■ **WHAT YOU ARE ASKED TO DO**
List all lines in the material below that contain "title".

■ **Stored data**
-=-=-=-=-
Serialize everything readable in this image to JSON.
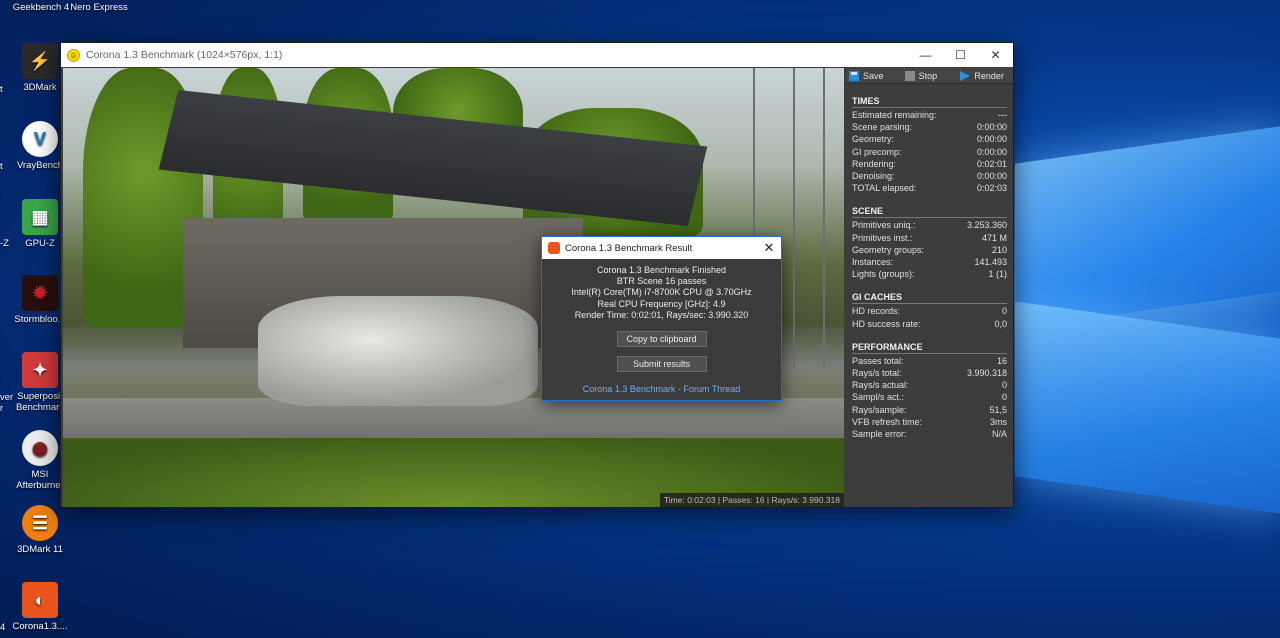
{
  "desktop": {
    "icons": [
      {
        "label": "Geekbench 4",
        "color": "#2a2a2a"
      },
      {
        "label": "Nero Express",
        "color": "#2a2a2a"
      },
      {
        "label": "3DMark",
        "color": "#ff8a00"
      },
      {
        "label": "VrayBench",
        "color": "#1b7fbf"
      },
      {
        "label": "GPU-Z",
        "color": "#3aa64a"
      },
      {
        "label": "Stormbloo...",
        "color": "#cc2222"
      },
      {
        "label": "Superposit Benchmark",
        "color": "#d33a3a"
      },
      {
        "label": "MSI Afterburner",
        "color": "#8a1a1a"
      },
      {
        "label": "3DMark 11",
        "color": "#f07f10"
      },
      {
        "label": "Corona1.3....",
        "color": "#e8541c"
      }
    ],
    "edge_labels": [
      "t",
      "t",
      "-Z",
      "ver",
      "r",
      "4"
    ]
  },
  "window": {
    "title": "Corona 1.3 Benchmark (1024×576px, 1:1)",
    "controls": {
      "minimize": "—",
      "maximize": "☐",
      "close": "✕"
    },
    "status_bar": "Time: 0:02:03 | Passes: 16 | Rays/s: 3.990.318"
  },
  "toolbar": {
    "save": "Save",
    "stop": "Stop",
    "render": "Render"
  },
  "panel": {
    "times": {
      "title": "TIMES",
      "rows": [
        {
          "label": "Estimated remaining:",
          "value": "---"
        },
        {
          "label": "Scene parsing:",
          "value": "0:00:00"
        },
        {
          "label": "Geometry:",
          "value": "0:00:00"
        },
        {
          "label": "GI precomp:",
          "value": "0:00:00"
        },
        {
          "label": "Rendering:",
          "value": "0:02:01"
        },
        {
          "label": "Denoising:",
          "value": "0:00:00"
        },
        {
          "label": "TOTAL elapsed:",
          "value": "0:02:03"
        }
      ]
    },
    "scene": {
      "title": "SCENE",
      "rows": [
        {
          "label": "Primitives uniq.:",
          "value": "3.253.360"
        },
        {
          "label": "Primitives inst.:",
          "value": "471 M"
        },
        {
          "label": "Geometry groups:",
          "value": "210"
        },
        {
          "label": "Instances:",
          "value": "141.493"
        },
        {
          "label": "Lights (groups):",
          "value": "1 (1)"
        }
      ]
    },
    "gi": {
      "title": "GI CACHES",
      "rows": [
        {
          "label": "HD records:",
          "value": "0"
        },
        {
          "label": "HD success rate:",
          "value": "0,0"
        }
      ]
    },
    "perf": {
      "title": "PERFORMANCE",
      "rows": [
        {
          "label": "Passes total:",
          "value": "16"
        },
        {
          "label": "Rays/s total:",
          "value": "3.990.318"
        },
        {
          "label": "Rays/s actual:",
          "value": "0"
        },
        {
          "label": "Sampl/s act.:",
          "value": "0"
        },
        {
          "label": "Rays/sample:",
          "value": "51,5"
        },
        {
          "label": "VFB refresh time:",
          "value": "3ms"
        },
        {
          "label": "Sample error:",
          "value": "N/A"
        }
      ]
    }
  },
  "dialog": {
    "title": "Corona 1.3 Benchmark Result",
    "close": "✕",
    "lines": [
      "Corona 1.3 Benchmark Finished",
      "BTR Scene 16 passes",
      "Intel(R) Core(TM) i7-8700K CPU @ 3.70GHz",
      "Real CPU Frequency [GHz]: 4.9",
      "Render Time: 0:02:01, Rays/sec: 3.990.320"
    ],
    "copy_button": "Copy to clipboard",
    "submit_button": "Submit results",
    "link": "Corona 1.3 Benchmark - Forum Thread"
  }
}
-=-=-=-=-
■ **THE OUTPUT**
    "title": "Corona 1.3 Benchmark (1024×576px, 1:1)",
      "title": "TIMES",
      "title": "SCENE",
      "title": "GI CACHES",
      "title": "PERFORMANCE",
    "title": "Corona 1.3 Benchmark Result",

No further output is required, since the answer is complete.